Take the data that follows and retype it word for word.

++++

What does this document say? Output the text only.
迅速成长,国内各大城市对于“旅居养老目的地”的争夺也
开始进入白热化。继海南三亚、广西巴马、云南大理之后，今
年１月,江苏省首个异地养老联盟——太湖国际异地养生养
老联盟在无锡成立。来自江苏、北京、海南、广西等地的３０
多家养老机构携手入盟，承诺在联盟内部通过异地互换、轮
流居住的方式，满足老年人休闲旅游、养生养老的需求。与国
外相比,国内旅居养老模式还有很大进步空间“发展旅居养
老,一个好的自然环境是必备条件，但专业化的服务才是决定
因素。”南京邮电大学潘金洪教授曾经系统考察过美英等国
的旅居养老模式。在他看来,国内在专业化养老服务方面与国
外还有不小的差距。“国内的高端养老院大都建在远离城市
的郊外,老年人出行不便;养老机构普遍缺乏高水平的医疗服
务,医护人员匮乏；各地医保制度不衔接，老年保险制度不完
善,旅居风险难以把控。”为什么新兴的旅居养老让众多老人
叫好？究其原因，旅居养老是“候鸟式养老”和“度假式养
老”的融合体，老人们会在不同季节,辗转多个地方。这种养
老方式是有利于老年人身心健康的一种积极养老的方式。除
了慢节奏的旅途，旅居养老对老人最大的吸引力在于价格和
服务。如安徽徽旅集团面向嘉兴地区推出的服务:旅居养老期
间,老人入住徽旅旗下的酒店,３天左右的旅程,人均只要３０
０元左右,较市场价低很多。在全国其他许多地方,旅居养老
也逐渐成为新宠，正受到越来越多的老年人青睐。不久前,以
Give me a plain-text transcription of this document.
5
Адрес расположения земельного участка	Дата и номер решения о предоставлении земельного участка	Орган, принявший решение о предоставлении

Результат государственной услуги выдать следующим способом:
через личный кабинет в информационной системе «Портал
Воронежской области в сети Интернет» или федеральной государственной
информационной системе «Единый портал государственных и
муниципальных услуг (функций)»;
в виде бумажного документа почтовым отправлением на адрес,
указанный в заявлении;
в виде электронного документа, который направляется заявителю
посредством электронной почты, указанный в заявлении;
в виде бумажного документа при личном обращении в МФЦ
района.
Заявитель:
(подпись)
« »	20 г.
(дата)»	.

++++

▶ _Correct output_:
What does this document say? Output the text only.
迅速成长,国内各大城市对于“旅居养老目的地”的争夺也
开始进入白热化。继海南三亚、广西巴马、云南大理之后，今
年１月,江苏省首个异地养老联盟——太湖国际异地养生养
老联盟在无锡成立。来自江苏、北京、海南、广西等地的３０
多家养老机构携手入盟，承诺在联盟内部通过异地互换、轮
流居住的方式，满足老年人休闲旅游、养生养老的需求。与国
外相比,国内旅居养老模式还有很大进步空间“发展旅居养
老,一个好的自然环境是必备条件，但专业化的服务才是决定
因素。”南京邮电大学潘金洪教授曾经系统考察过美英等国
的旅居养老模式。在他看来,国内在专业化养老服务方面与国
外还有不小的差距。“国内的高端养老院大都建在远离城市
的郊外,老年人出行不便;养老机构普遍缺乏高水平的医疗服
务,医护人员匮乏；各地医保制度不衔接，老年保险制度不完
善,旅居风险难以把控。”为什么新兴的旅居养老让众多老人
叫好？究其原因，旅居养老是“候鸟式养老”和“度假式养
老”的融合体，老人们会在不同季节,辗转多个地方。这种养
老方式是有利于老年人身心健康的一种积极养老的方式。除
了慢节奏的旅途，旅居养老对老人最大的吸引力在于价格和
服务。如安徽徽旅集团面向嘉兴地区推出的服务:旅居养老期
间,老人入住徽旅旗下的酒店,３天左右的旅程,人均只要３０
０元左右,较市场价低很多。在全国其他许多地方,旅居养老
也逐渐成为新宠，正受到越来越多的老年人青睐。不久前,以
Give me a plain-text transcription of this document.
5
Адрес расположения земельного участка	Дата и номер решения о предоставлении земельного участка	Орган, принявший решение о предоставлении

Результат государственной услуги выдать следующим способом:
через личный кабинет в информационной системе «Портал
Воронежской области в сети Интернет» или федеральной государственной
информационной системе «Единый портал государственных и
муниципальных услуг (функций)»;
в виде бумажного документа почтовым отправлением на адрес,
указанный в заявлении;
в виде электронного документа, который направляется заявителю
посредством электронной почты, указанный в заявлении;
в виде бумажного документа при личном обращении в МФЦ
района.
Заявитель:
(подпись)
« »	20 г.
(дата)»	.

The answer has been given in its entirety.